EXERCISE OBJECTIVE - Copy all of the records below verbatim.

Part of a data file
◆ ◆ ◆

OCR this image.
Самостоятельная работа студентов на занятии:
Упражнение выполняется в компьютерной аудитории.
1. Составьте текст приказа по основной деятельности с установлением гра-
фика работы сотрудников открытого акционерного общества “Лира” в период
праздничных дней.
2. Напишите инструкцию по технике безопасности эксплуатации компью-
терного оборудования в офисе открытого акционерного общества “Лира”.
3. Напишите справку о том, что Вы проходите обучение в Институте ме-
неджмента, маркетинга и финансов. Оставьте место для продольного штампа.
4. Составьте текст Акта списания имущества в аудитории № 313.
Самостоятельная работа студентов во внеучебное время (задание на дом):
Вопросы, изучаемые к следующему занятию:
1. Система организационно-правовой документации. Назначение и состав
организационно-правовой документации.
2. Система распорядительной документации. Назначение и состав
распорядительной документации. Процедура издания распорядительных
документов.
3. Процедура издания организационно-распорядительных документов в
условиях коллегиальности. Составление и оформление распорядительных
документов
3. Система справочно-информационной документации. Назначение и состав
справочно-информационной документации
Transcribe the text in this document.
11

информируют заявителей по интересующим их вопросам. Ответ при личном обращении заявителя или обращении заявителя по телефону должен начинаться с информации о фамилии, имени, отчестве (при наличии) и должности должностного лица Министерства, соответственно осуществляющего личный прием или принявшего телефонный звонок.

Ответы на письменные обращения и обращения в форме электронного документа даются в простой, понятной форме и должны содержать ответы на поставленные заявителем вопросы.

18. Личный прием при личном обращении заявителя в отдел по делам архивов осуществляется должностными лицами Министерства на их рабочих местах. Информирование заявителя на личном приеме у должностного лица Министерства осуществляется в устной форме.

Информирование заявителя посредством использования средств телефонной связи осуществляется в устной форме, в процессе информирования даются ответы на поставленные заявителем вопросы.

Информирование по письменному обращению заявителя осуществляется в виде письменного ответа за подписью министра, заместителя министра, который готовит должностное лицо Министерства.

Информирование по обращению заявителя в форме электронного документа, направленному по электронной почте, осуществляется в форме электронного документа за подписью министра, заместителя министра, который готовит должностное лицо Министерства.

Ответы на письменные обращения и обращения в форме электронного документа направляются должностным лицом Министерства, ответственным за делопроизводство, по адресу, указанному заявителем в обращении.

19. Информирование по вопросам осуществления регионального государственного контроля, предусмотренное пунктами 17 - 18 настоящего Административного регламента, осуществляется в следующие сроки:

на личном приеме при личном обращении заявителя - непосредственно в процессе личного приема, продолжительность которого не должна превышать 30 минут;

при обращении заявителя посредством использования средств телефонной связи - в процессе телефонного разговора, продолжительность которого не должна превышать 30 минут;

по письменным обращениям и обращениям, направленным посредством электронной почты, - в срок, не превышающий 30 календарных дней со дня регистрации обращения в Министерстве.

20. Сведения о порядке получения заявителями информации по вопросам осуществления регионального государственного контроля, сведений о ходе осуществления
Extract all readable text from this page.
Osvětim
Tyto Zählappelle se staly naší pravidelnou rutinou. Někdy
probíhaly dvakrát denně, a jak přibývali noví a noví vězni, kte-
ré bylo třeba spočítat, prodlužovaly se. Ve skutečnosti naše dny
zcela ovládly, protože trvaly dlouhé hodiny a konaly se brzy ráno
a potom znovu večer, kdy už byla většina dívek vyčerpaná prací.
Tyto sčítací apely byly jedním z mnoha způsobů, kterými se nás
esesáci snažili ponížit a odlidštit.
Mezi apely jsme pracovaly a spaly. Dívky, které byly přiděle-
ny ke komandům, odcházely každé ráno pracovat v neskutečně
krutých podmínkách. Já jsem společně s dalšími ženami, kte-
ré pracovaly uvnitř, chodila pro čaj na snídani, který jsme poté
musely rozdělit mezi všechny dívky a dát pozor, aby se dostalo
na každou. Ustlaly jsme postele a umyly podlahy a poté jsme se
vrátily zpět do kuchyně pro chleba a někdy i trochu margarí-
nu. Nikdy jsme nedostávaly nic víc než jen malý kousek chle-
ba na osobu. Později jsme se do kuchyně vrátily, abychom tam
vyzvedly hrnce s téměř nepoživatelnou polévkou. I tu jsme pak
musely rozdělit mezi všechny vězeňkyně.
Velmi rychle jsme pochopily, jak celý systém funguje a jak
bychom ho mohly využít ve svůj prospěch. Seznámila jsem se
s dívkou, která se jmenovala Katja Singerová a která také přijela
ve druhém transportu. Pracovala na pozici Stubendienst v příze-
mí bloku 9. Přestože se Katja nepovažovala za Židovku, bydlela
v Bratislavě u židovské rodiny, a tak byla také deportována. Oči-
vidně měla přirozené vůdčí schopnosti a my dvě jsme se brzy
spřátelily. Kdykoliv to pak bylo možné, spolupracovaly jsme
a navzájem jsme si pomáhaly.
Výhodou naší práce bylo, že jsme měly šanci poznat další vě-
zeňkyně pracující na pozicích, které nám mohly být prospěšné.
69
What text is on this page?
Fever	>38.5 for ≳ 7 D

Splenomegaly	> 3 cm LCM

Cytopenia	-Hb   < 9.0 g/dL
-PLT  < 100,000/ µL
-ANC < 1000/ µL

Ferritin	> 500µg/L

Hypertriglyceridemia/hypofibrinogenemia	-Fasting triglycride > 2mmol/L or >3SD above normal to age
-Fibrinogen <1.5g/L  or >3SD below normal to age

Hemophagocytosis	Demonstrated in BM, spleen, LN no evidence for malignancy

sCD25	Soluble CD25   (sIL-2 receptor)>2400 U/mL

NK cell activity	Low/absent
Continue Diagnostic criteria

◆ ◆ ◆

ANSWER FOR THIS EXERCISE -
OCR this image.
Самостоятельная работа студентов на занятии:
Упражнение выполняется в компьютерной аудитории.
1. Составьте текст приказа по основной деятельности с установлением гра-
фика работы сотрудников открытого акционерного общества “Лира” в период
праздничных дней.
2. Напишите инструкцию по технике безопасности эксплуатации компью-
терного оборудования в офисе открытого акционерного общества “Лира”.
3. Напишите справку о том, что Вы проходите обучение в Институте ме-
неджмента, маркетинга и финансов. Оставьте место для продольного штампа.
4. Составьте текст Акта списания имущества в аудитории № 313.
Самостоятельная работа студентов во внеучебное время (задание на дом):
Вопросы, изучаемые к следующему занятию:
1. Система организационно-правовой документации. Назначение и состав
организационно-правовой документации.
2. Система распорядительной документации. Назначение и состав
распорядительной документации. Процедура издания распорядительных
документов.
3. Процедура издания организационно-распорядительных документов в
условиях коллегиальности. Составление и оформление распорядительных
документов
3. Система справочно-информационной документации. Назначение и состав
справочно-информационной документации
Transcribe the text in this document.
11

информируют заявителей по интересующим их вопросам. Ответ при личном обращении заявителя или обращении заявителя по телефону должен начинаться с информации о фамилии, имени, отчестве (при наличии) и должности должностного лица Министерства, соответственно осуществляющего личный прием или принявшего телефонный звонок.

Ответы на письменные обращения и обращения в форме электронного документа даются в простой, понятной форме и должны содержать ответы на поставленные заявителем вопросы.

18. Личный прием при личном обращении заявителя в отдел по делам архивов осуществляется должностными лицами Министерства на их рабочих местах. Информирование заявителя на личном приеме у должностного лица Министерства осуществляется в устной форме.

Информирование заявителя посредством использования средств телефонной связи осуществляется в устной форме, в процессе информирования даются ответы на поставленные заявителем вопросы.

Информирование по письменному обращению заявителя осуществляется в виде письменного ответа за подписью министра, заместителя министра, который готовит должностное лицо Министерства.

Информирование по обращению заявителя в форме электронного документа, направленному по электронной почте, осуществляется в форме электронного документа за подписью министра, заместителя министра, который готовит должностное лицо Министерства.

Ответы на письменные обращения и обращения в форме электронного документа направляются должностным лицом Министерства, ответственным за делопроизводство, по адресу, указанному заявителем в обращении.

19. Информирование по вопросам осуществления регионального государственного контроля, предусмотренное пунктами 17 - 18 настоящего Административного регламента, осуществляется в следующие сроки:

на личном приеме при личном обращении заявителя - непосредственно в процессе личного приема, продолжительность которого не должна превышать 30 минут;

при обращении заявителя посредством использования средств телефонной связи - в процессе телефонного разговора, продолжительность которого не должна превышать 30 минут;

по письменным обращениям и обращениям, направленным посредством электронной почты, - в срок, не превышающий 30 календарных дней со дня регистрации обращения в Министерстве.

20. Сведения о порядке получения заявителями информации по вопросам осуществления регионального государственного контроля, сведений о ходе осуществления
Extract all readable text from this page.
Osvětim
Tyto Zählappelle se staly naší pravidelnou rutinou. Někdy
probíhaly dvakrát denně, a jak přibývali noví a noví vězni, kte-
ré bylo třeba spočítat, prodlužovaly se. Ve skutečnosti naše dny
zcela ovládly, protože trvaly dlouhé hodiny a konaly se brzy ráno
a potom znovu večer, kdy už byla většina dívek vyčerpaná prací.
Tyto sčítací apely byly jedním z mnoha způsobů, kterými se nás
esesáci snažili ponížit a odlidštit.
Mezi apely jsme pracovaly a spaly. Dívky, které byly přiděle-
ny ke komandům, odcházely každé ráno pracovat v neskutečně
krutých podmínkách. Já jsem společně s dalšími ženami, kte-
ré pracovaly uvnitř, chodila pro čaj na snídani, který jsme poté
musely rozdělit mezi všechny dívky a dát pozor, aby se dostalo
na každou. Ustlaly jsme postele a umyly podlahy a poté jsme se
vrátily zpět do kuchyně pro chleba a někdy i trochu margarí-
nu. Nikdy jsme nedostávaly nic víc než jen malý kousek chle-
ba na osobu. Později jsme se do kuchyně vrátily, abychom tam
vyzvedly hrnce s téměř nepoživatelnou polévkou. I tu jsme pak
musely rozdělit mezi všechny vězeňkyně.
Velmi rychle jsme pochopily, jak celý systém funguje a jak
bychom ho mohly využít ve svůj prospěch. Seznámila jsem se
s dívkou, která se jmenovala Katja Singerová a která také přijela
ve druhém transportu. Pracovala na pozici Stubendienst v příze-
mí bloku 9. Přestože se Katja nepovažovala za Židovku, bydlela
v Bratislavě u židovské rodiny, a tak byla také deportována. Oči-
vidně měla přirozené vůdčí schopnosti a my dvě jsme se brzy
spřátelily. Kdykoliv to pak bylo možné, spolupracovaly jsme
a navzájem jsme si pomáhaly.
Výhodou naší práce bylo, že jsme měly šanci poznat další vě-
zeňkyně pracující na pozicích, které nám mohly být prospěšné.
69
What text is on this page?
Fever	>38.5 for ≳ 7 D

Splenomegaly	> 3 cm LCM

Cytopenia	-Hb   < 9.0 g/dL
-PLT  < 100,000/ µL
-ANC < 1000/ µL

Ferritin	> 500µg/L

Hypertriglyceridemia/hypofibrinogenemia	-Fasting triglycride > 2mmol/L or >3SD above normal to age
-Fibrinogen <1.5g/L  or >3SD below normal to age

Hemophagocytosis	Demonstrated in BM, spleen, LN no evidence for malignancy

sCD25	Soluble CD25   (sIL-2 receptor)>2400 U/mL

NK cell activity	Low/absent
Continue Diagnostic criteria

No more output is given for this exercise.